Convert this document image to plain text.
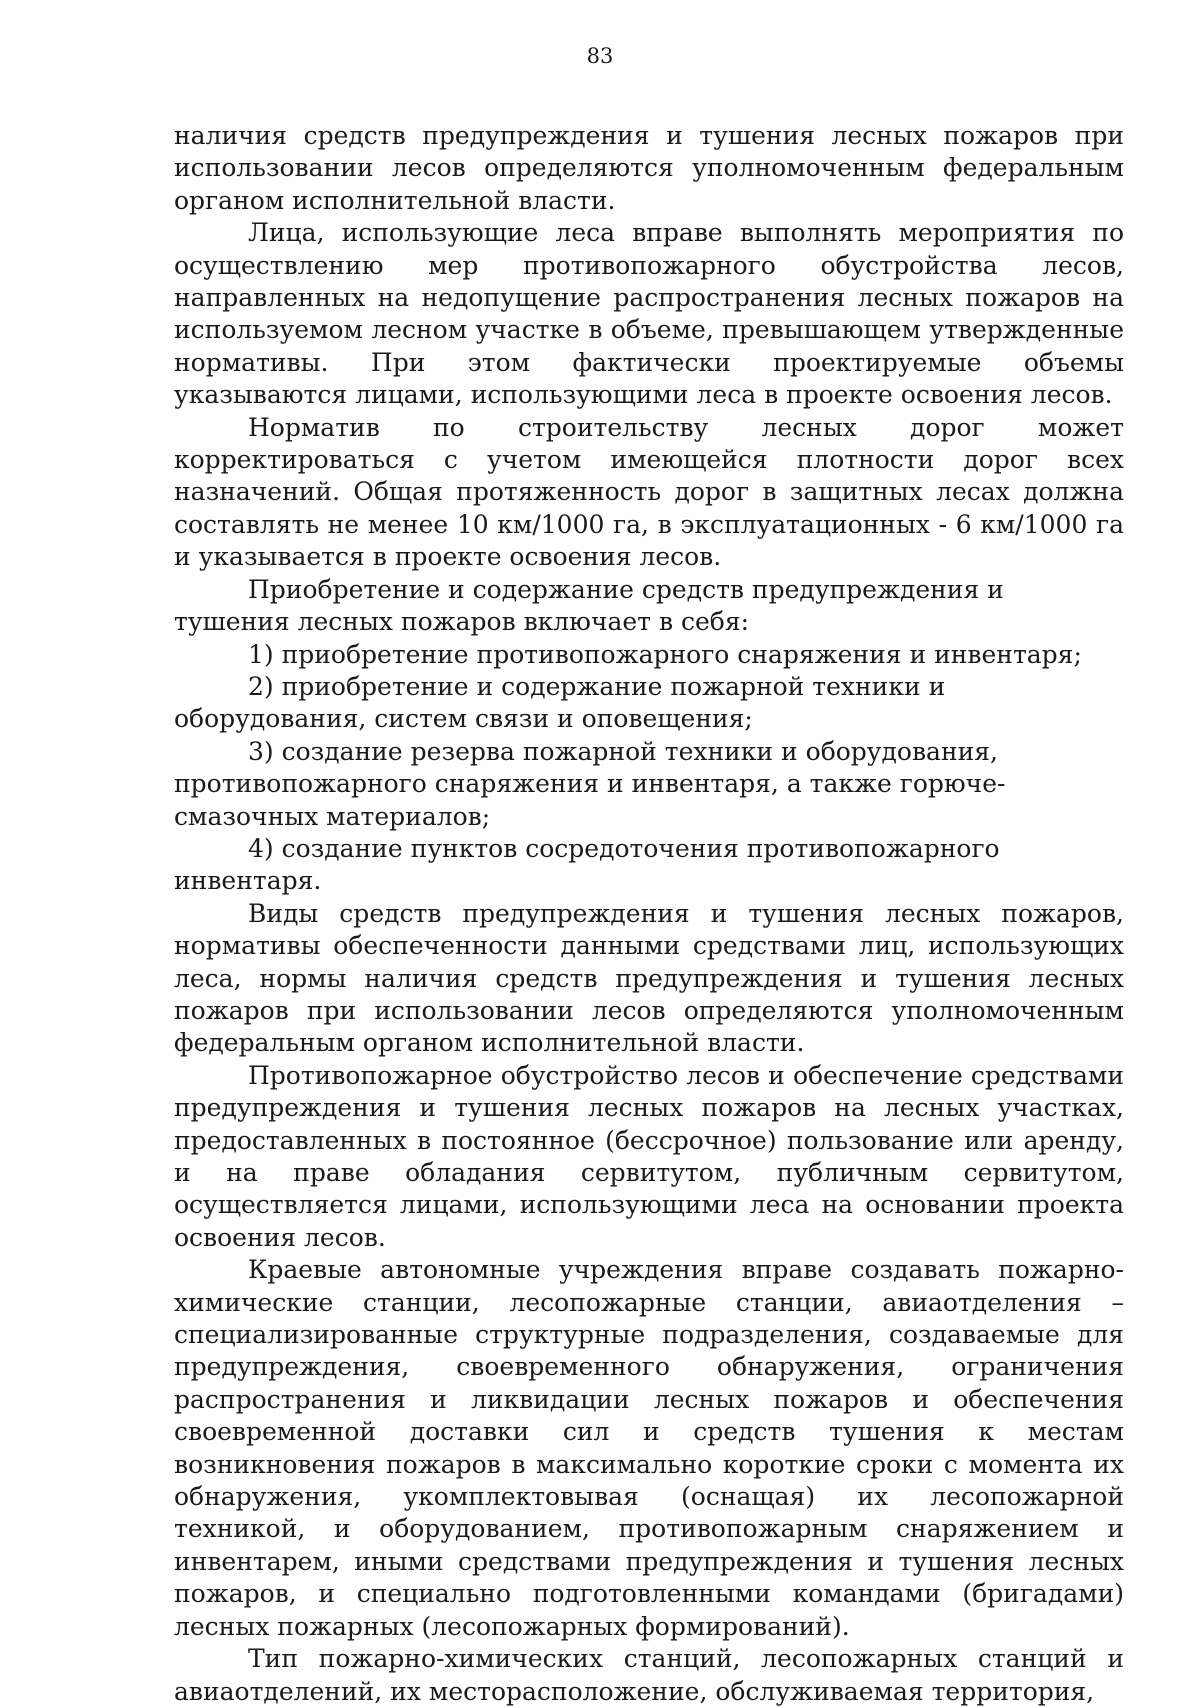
83

наличия средств предупреждения и тушения лесных пожаров при использовании лесов определяются уполномоченным федеральным органом исполнительной власти.

Лица, использующие леса вправе выполнять мероприятия по осуществлению мер противопожарного обустройства лесов, направленных на недопущение распространения лесных пожаров на используемом лесном участке в объеме, превышающем утвержденные нормативы. При этом фактически проектируемые объемы указываются лицами, использующими леса в проекте освоения лесов.

Норматив по строительству лесных дорог может корректироваться с учетом имеющейся плотности дорог всех назначений. Общая протяженность дорог в защитных лесах должна составлять не менее 10 км/1000 га, в эксплуатационных - 6 км/1000 га и указывается в проекте освоения лесов.

Приобретение и содержание средств предупреждения и тушения лесных пожаров включает в себя:

1) приобретение противопожарного снаряжения и инвентаря;

2) приобретение и содержание пожарной техники и оборудования, систем связи и оповещения;

3) создание резерва пожарной техники и оборудования, противопожарного снаряжения и инвентаря, а также горюче-смазочных материалов;

4) создание пунктов сосредоточения противопожарного инвентаря.

Виды средств предупреждения и тушения лесных пожаров, нормативы обеспеченности данными средствами лиц, использующих леса, нормы наличия средств предупреждения и тушения лесных пожаров при использовании лесов определяются уполномоченным федеральным органом исполнительной власти.

Противопожарное обустройство лесов и обеспечение средствами предупреждения и тушения лесных пожаров на лесных участках, предоставленных в постоянное (бессрочное) пользование или аренду, и на праве обладания сервитутом, публичным сервитутом, осуществляется лицами, использующими леса на основании проекта освоения лесов.

Краевые автономные учреждения вправе создавать пожарно-химические станции, лесопожарные станции, авиаотделения – специализированные структурные подразделения, создаваемые для предупреждения, своевременного обнаружения, ограничения распространения и ликвидации лесных пожаров и обеспечения своевременной доставки сил и средств тушения к местам возникновения пожаров в максимально короткие сроки с момента их обнаружения, укомплектовывая (оснащая) их лесопожарной техникой, и оборудованием, противопожарным снаряжением и инвентарем, иными средствами предупреждения и тушения лесных пожаров, и специально подготовленными командами (бригадами) лесных пожарных (лесопожарных формирований).

Тип пожарно-химических станций, лесопожарных станций и авиаотделений, их месторасположение, обслуживаемая территория,
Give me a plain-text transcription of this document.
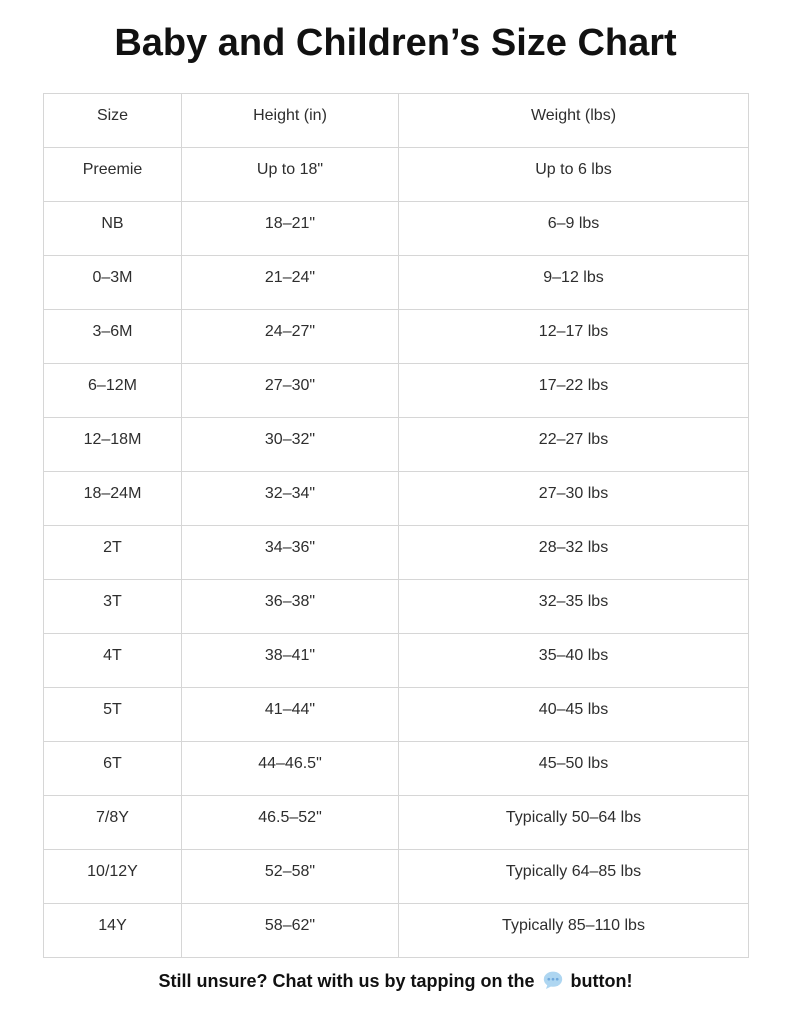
Baby and Children’s Size Chart
Size	Height (in)	Weight (lbs)
Preemie	Up to 18"	Up to 6 lbs
NB	18–21"	6–9 lbs
0–3M	21–24"	9–12 lbs
3–6M	24–27"	12–17 lbs
6–12M	27–30"	17–22 lbs
12–18M	30–32"	22–27 lbs
18–24M	32–34"	27–30 lbs
2T	34–36"	28–32 lbs
3T	36–38"	32–35 lbs
4T	38–41"	35–40 lbs
5T	41–44"	40–45 lbs
6T	44–46.5"	45–50 lbs
7/8Y	46.5–52"	Typically 50–64 lbs
10/12Y	52–58"	Typically 64–85 lbs
14Y	58–62"	Typically 85–110 lbs
Still unsure? Chat with us by tapping on the button!
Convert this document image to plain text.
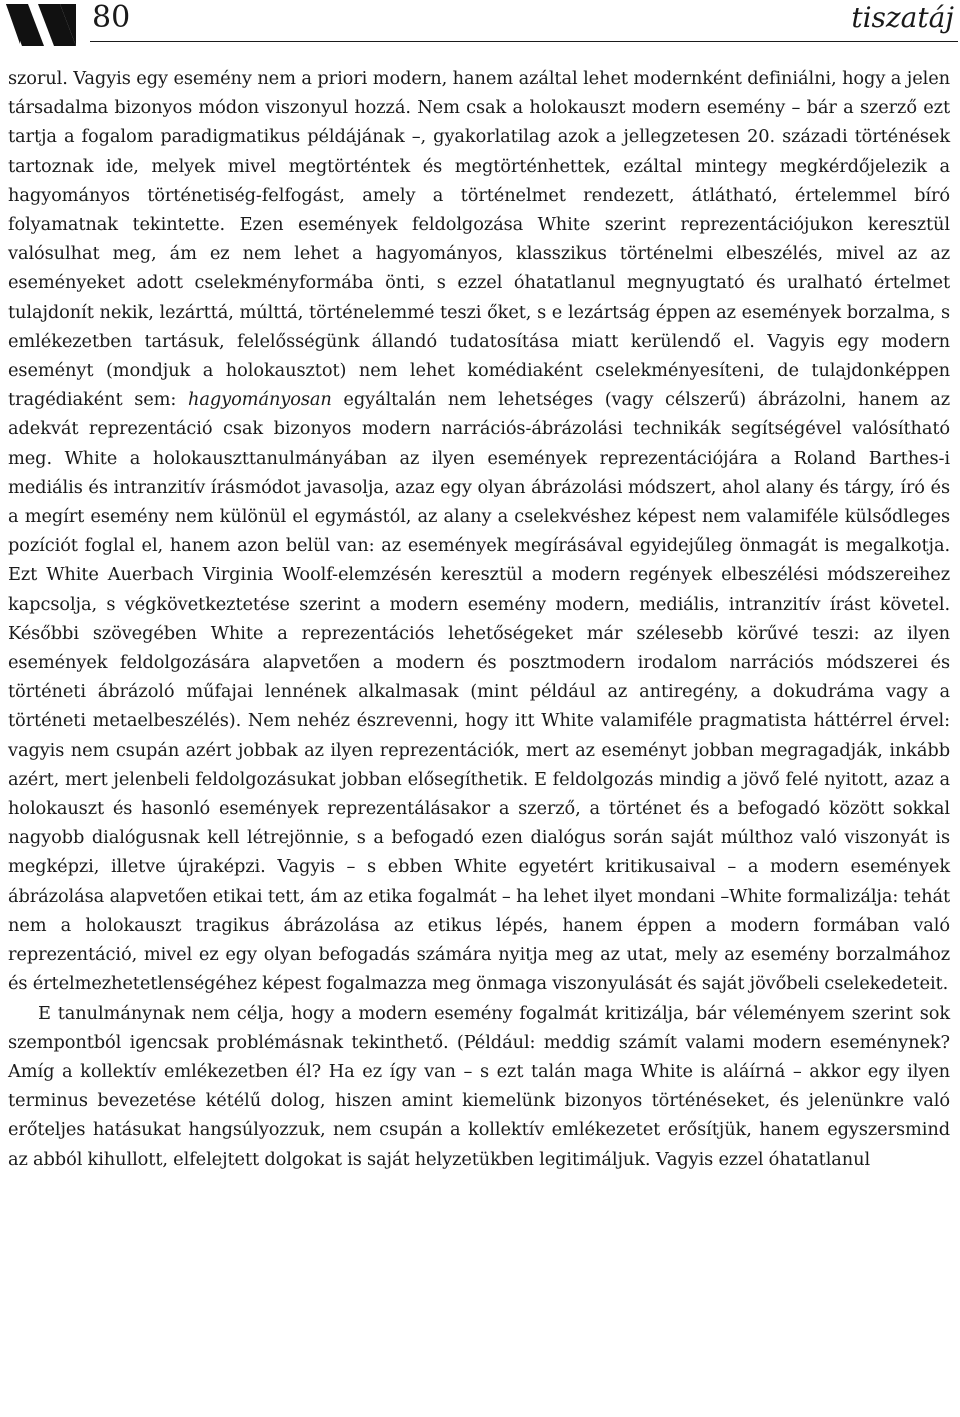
80	tiszatáj

szorul. Vagyis egy esemény nem a priori modern, hanem azáltal lehet modernként definiálni, hogy a jelen társadalma bizonyos módon viszonyul hozzá. Nem csak a holokauszt modern esemény – bár a szerző ezt tartja a fogalom paradigmatikus példájának –, gyakorlatilag azok a jellegzetesen 20. századi történések tartoznak ide, melyek mivel megtörténtek és megtörténhettek, ezáltal mintegy megkérdőjelezik a hagyományos történetiség-felfogást, amely a történelmet rendezett, átlátható, értelemmel bíró folyamatnak tekintette. Ezen események feldolgozása White szerint reprezentációjukon keresztül valósulhat meg, ám ez nem lehet a hagyományos, klasszikus történelmi elbeszélés, mivel az az eseményeket adott cselekményformába önti, s ezzel óhatatlanul megnyugtató és uralható értelmet tulajdonít nekik, lezárttá, múlttá, történelemmé teszi őket, s e lezártság éppen az események borzalma, s emlékezetben tartásuk, felelősségünk állandó tudatosítása miatt kerülendő el. Vagyis egy modern eseményt (mondjuk a holokausztot) nem lehet komédiaként cselekményesíteni, de tulajdonképpen tragédiaként sem: hagyományosan egyáltalán nem lehetséges (vagy célszerű) ábrázolni, hanem az adekvát reprezentáció csak bizonyos modern narrációs-ábrázolási technikák segítségével valósítható meg. White a holokauszttanulmányában az ilyen események reprezentációjára a Roland Barthes-i mediális és intranzitív írásmódot javasolja, azaz egy olyan ábrázolási módszert, ahol alany és tárgy, író és a megírt esemény nem különül el egymástól, az alany a cselekvéshez képest nem valamiféle külsődleges pozíciót foglal el, hanem azon belül van: az események megírásával egyidejűleg önmagát is megalkotja. Ezt White Auerbach Virginia Woolf-elemzésén keresztül a modern regények elbeszélési módszereihez kapcsolja, s végkövetkeztetése szerint a modern esemény modern, mediális, intranzitív írást követel. Későbbi szövegében White a reprezentációs lehetőségeket már szélesebb körűvé teszi: az ilyen események feldolgozására alapvetően a modern és posztmodern irodalom narrációs módszerei és történeti ábrázoló műfajai lennének alkalmasak (mint például az antiregény, a dokudráma vagy a történeti metaelbeszélés). Nem nehéz észrevenni, hogy itt White valamiféle pragmatista háttérrel érvel: vagyis nem csupán azért jobbak az ilyen reprezentációk, mert az eseményt jobban megragadják, inkább azért, mert jelenbeli feldolgozásukat jobban elősegíthetik. E feldolgozás mindig a jövő felé nyitott, azaz a holokauszt és hasonló események reprezentálásakor a szerző, a történet és a befogadó között sokkal nagyobb dialógusnak kell létrejönnie, s a befogadó ezen dialógus során saját múlthoz való viszonyát is megképzi, illetve újraképzi. Vagyis – s ebben White egyetért kritikusaival – a modern események ábrázolása alapvetően etikai tett, ám az etika fogalmát – ha lehet ilyet mondani –White formalizálja: tehát nem a holokauszt tragikus ábrázolása az etikus lépés, hanem éppen a modern formában való reprezentáció, mivel ez egy olyan befogadás számára nyitja meg az utat, mely az esemény borzalmához és értelmezhetetlenségéhez képest fogalmazza meg önmaga viszonyulását és saját jövőbeli cselekedeteit.

E tanulmánynak nem célja, hogy a modern esemény fogalmát kritizálja, bár véleményem szerint sok szempontból igencsak problémásnak tekinthető. (Például: meddig számít valami modern eseménynek? Amíg a kollektív emlékezetben él? Ha ez így van – s ezt talán maga White is aláírná – akkor egy ilyen terminus bevezetése kétélű dolog, hiszen amint kiemelünk bizonyos történéseket, és jelenünkre való erőteljes hatásukat hangsúlyozzuk, nem csupán a kollektív emlékezetet erősítjük, hanem egyszersmind az abból kihullott, elfelejtett dolgokat is saját helyzetükben legitimáljuk. Vagyis ezzel óhatatlanul
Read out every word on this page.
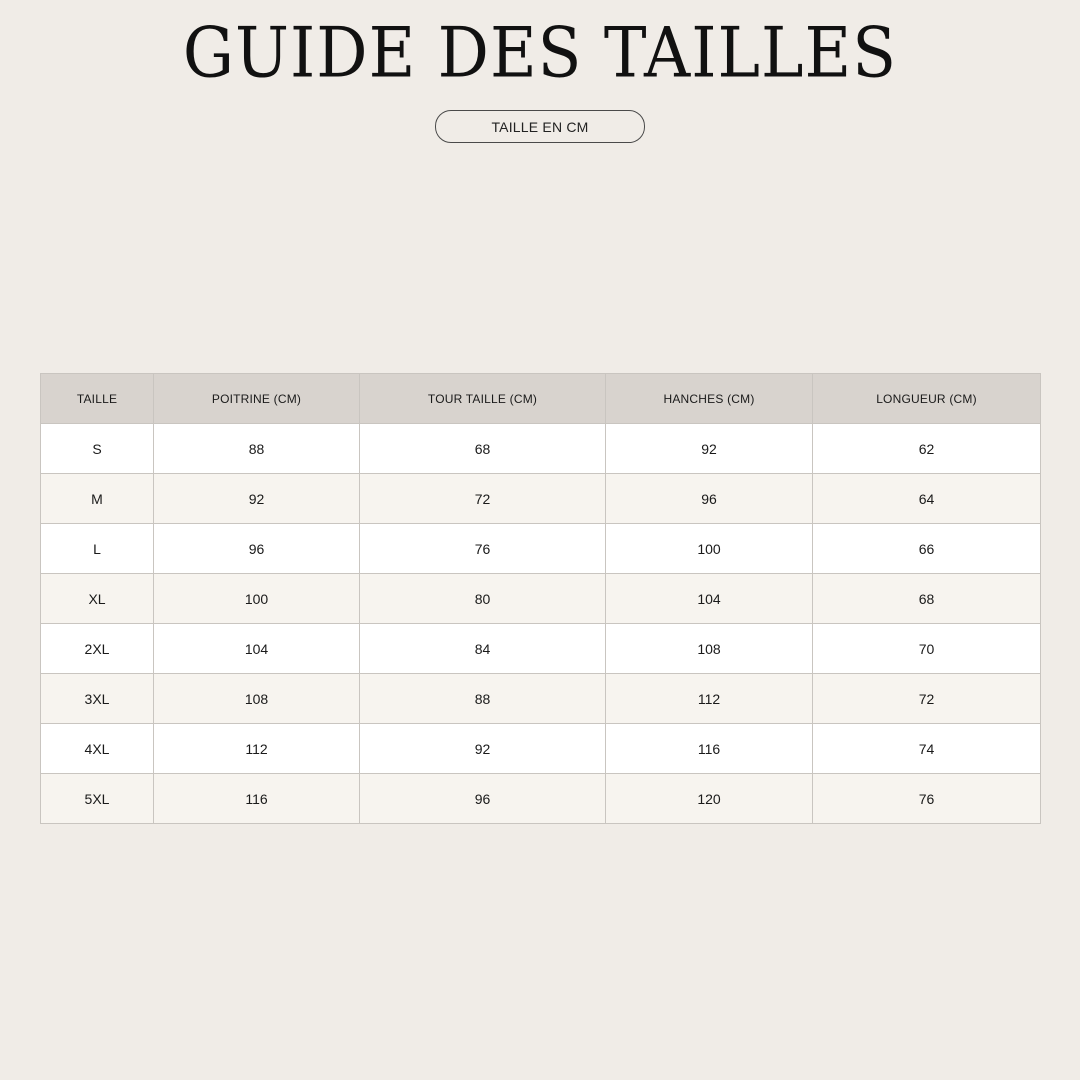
GUIDE DES TAILLES
TAILLE EN CM
TAILLE	POITRINE (CM)	TOUR TAILLE (CM)	HANCHES (CM)	LONGUEUR (CM)
S	88	68	92	62
M	92	72	96	64
L	96	76	100	66
XL	100	80	104	68
2XL	104	84	108	70
3XL	108	88	112	72
4XL	112	92	116	74
5XL	116	96	120	76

◇ ◇ ◇ ◇

TASK TO CARRY OUT — Working from the material above, transcribe it exactly while omitting pictures.

ANSWER IN FULL —
Convert this document image to plain text.
83

наличия средств предупреждения и тушения лесных пожаров при использовании лесов определяются уполномоченным федеральным органом исполнительной власти.

Лица, использующие леса вправе выполнять мероприятия по осуществлению мер противопожарного обустройства лесов, направленных на недопущение распространения лесных пожаров на используемом лесном участке в объеме, превышающем утвержденные нормативы. При этом фактически проектируемые объемы указываются лицами, использующими леса в проекте освоения лесов.

Норматив по строительству лесных дорог может корректироваться с учетом имеющейся плотности дорог всех назначений. Общая протяженность дорог в защитных лесах должна составлять не менее 10 км/1000 га, в эксплуатационных - 6 км/1000 га и указывается в проекте освоения лесов.

Приобретение и содержание средств предупреждения и тушения лесных пожаров включает в себя:

1) приобретение противопожарного снаряжения и инвентаря;

2) приобретение и содержание пожарной техники и оборудования, систем связи и оповещения;

3) создание резерва пожарной техники и оборудования, противопожарного снаряжения и инвентаря, а также горюче-смазочных материалов;

4) создание пунктов сосредоточения противопожарного инвентаря.

Виды средств предупреждения и тушения лесных пожаров, нормативы обеспеченности данными средствами лиц, использующих леса, нормы наличия средств предупреждения и тушения лесных пожаров при использовании лесов определяются уполномоченным федеральным органом исполнительной власти.

Противопожарное обустройство лесов и обеспечение средствами предупреждения и тушения лесных пожаров на лесных участках, предоставленных в постоянное (бессрочное) пользование или аренду, и на праве обладания сервитутом, публичным сервитутом, осуществляется лицами, использующими леса на основании проекта освоения лесов.

Краевые автономные учреждения вправе создавать пожарно-химические станции, лесопожарные станции, авиаотделения – специализированные структурные подразделения, создаваемые для предупреждения, своевременного обнаружения, ограничения распространения и ликвидации лесных пожаров и обеспечения своевременной доставки сил и средств тушения к местам возникновения пожаров в максимально короткие сроки с момента их обнаружения, укомплектовывая (оснащая) их лесопожарной техникой, и оборудованием, противопожарным снаряжением и инвентарем, иными средствами предупреждения и тушения лесных пожаров, и специально подготовленными командами (бригадами) лесных пожарных (лесопожарных формирований).

Тип пожарно-химических станций, лесопожарных станций и авиаотделений, их месторасположение, обслуживаемая территория,
Give me a plain-text transcription of this document.
Baby and Children’s Size Chart
Size	Height (in)	Weight (lbs)
Preemie	Up to 18"	Up to 6 lbs
NB	18–21"	6–9 lbs
0–3M	21–24"	9–12 lbs
3–6M	24–27"	12–17 lbs
6–12M	27–30"	17–22 lbs
12–18M	30–32"	22–27 lbs
18–24M	32–34"	27–30 lbs
2T	34–36"	28–32 lbs
3T	36–38"	32–35 lbs
4T	38–41"	35–40 lbs
5T	41–44"	40–45 lbs
6T	44–46.5"	45–50 lbs
7/8Y	46.5–52"	Typically 50–64 lbs
10/12Y	52–58"	Typically 64–85 lbs
14Y	58–62"	Typically 85–110 lbs
Still unsure? Chat with us by tapping on the button!
Convert this document image to plain text.
80	tiszatáj

szorul. Vagyis egy esemény nem a priori modern, hanem azáltal lehet modernként definiálni, hogy a jelen társadalma bizonyos módon viszonyul hozzá. Nem csak a holokauszt modern esemény – bár a szerző ezt tartja a fogalom paradigmatikus példájának –, gyakorlatilag azok a jellegzetesen 20. századi történések tartoznak ide, melyek mivel megtörténtek és megtörténhettek, ezáltal mintegy megkérdőjelezik a hagyományos történetiség-felfogást, amely a történelmet rendezett, átlátható, értelemmel bíró folyamatnak tekintette. Ezen események feldolgozása White szerint reprezentációjukon keresztül valósulhat meg, ám ez nem lehet a hagyományos, klasszikus történelmi elbeszélés, mivel az az eseményeket adott cselekményformába önti, s ezzel óhatatlanul megnyugtató és uralható értelmet tulajdonít nekik, lezárttá, múlttá, történelemmé teszi őket, s e lezártság éppen az események borzalma, s emlékezetben tartásuk, felelősségünk állandó tudatosítása miatt kerülendő el. Vagyis egy modern eseményt (mondjuk a holokausztot) nem lehet komédiaként cselekményesíteni, de tulajdonképpen tragédiaként sem: hagyományosan egyáltalán nem lehetséges (vagy célszerű) ábrázolni, hanem az adekvát reprezentáció csak bizonyos modern narrációs-ábrázolási technikák segítségével valósítható meg. White a holokauszttanulmányában az ilyen események reprezentációjára a Roland Barthes-i mediális és intranzitív írásmódot javasolja, azaz egy olyan ábrázolási módszert, ahol alany és tárgy, író és a megírt esemény nem különül el egymástól, az alany a cselekvéshez képest nem valamiféle külsődleges pozíciót foglal el, hanem azon belül van: az események megírásával egyidejűleg önmagát is megalkotja. Ezt White Auerbach Virginia Woolf-elemzésén keresztül a modern regények elbeszélési módszereihez kapcsolja, s végkövetkeztetése szerint a modern esemény modern, mediális, intranzitív írást követel. Későbbi szövegében White a reprezentációs lehetőségeket már szélesebb körűvé teszi: az ilyen események feldolgozására alapvetően a modern és posztmodern irodalom narrációs módszerei és történeti ábrázoló műfajai lennének alkalmasak (mint például az antiregény, a dokudráma vagy a történeti metaelbeszélés). Nem nehéz észrevenni, hogy itt White valamiféle pragmatista háttérrel érvel: vagyis nem csupán azért jobbak az ilyen reprezentációk, mert az eseményt jobban megragadják, inkább azért, mert jelenbeli feldolgozásukat jobban elősegíthetik. E feldolgozás mindig a jövő felé nyitott, azaz a holokauszt és hasonló események reprezentálásakor a szerző, a történet és a befogadó között sokkal nagyobb dialógusnak kell létrejönnie, s a befogadó ezen dialógus során saját múlthoz való viszonyát is megképzi, illetve újraképzi. Vagyis – s ebben White egyetért kritikusaival – a modern események ábrázolása alapvetően etikai tett, ám az etika fogalmát – ha lehet ilyet mondani –White formalizálja: tehát nem a holokauszt tragikus ábrázolása az etikus lépés, hanem éppen a modern formában való reprezentáció, mivel ez egy olyan befogadás számára nyitja meg az utat, mely az esemény borzalmához és értelmezhetetlenségéhez képest fogalmazza meg önmaga viszonyulását és saját jövőbeli cselekedeteit.

E tanulmánynak nem célja, hogy a modern esemény fogalmát kritizálja, bár véleményem szerint sok szempontból igencsak problémásnak tekinthető. (Például: meddig számít valami modern eseménynek? Amíg a kollektív emlékezetben él? Ha ez így van – s ezt talán maga White is aláírná – akkor egy ilyen terminus bevezetése kétélű dolog, hiszen amint kiemelünk bizonyos történéseket, és jelenünkre való erőteljes hatásukat hangsúlyozzuk, nem csupán a kollektív emlékezetet erősítjük, hanem egyszersmind az abból kihullott, elfelejtett dolgokat is saját helyzetükben legitimáljuk. Vagyis ezzel óhatatlanul
Read out every word on this page.
GUIDE DES TAILLES
TAILLE EN CM
TAILLE	POITRINE (CM)	TOUR TAILLE (CM)	HANCHES (CM)	LONGUEUR (CM)
S	88	68	92	62
M	92	72	96	64
L	96	76	100	66
XL	100	80	104	68
2XL	104	84	108	70
3XL	108	88	112	72
4XL	112	92	116	74
5XL	116	96	120	76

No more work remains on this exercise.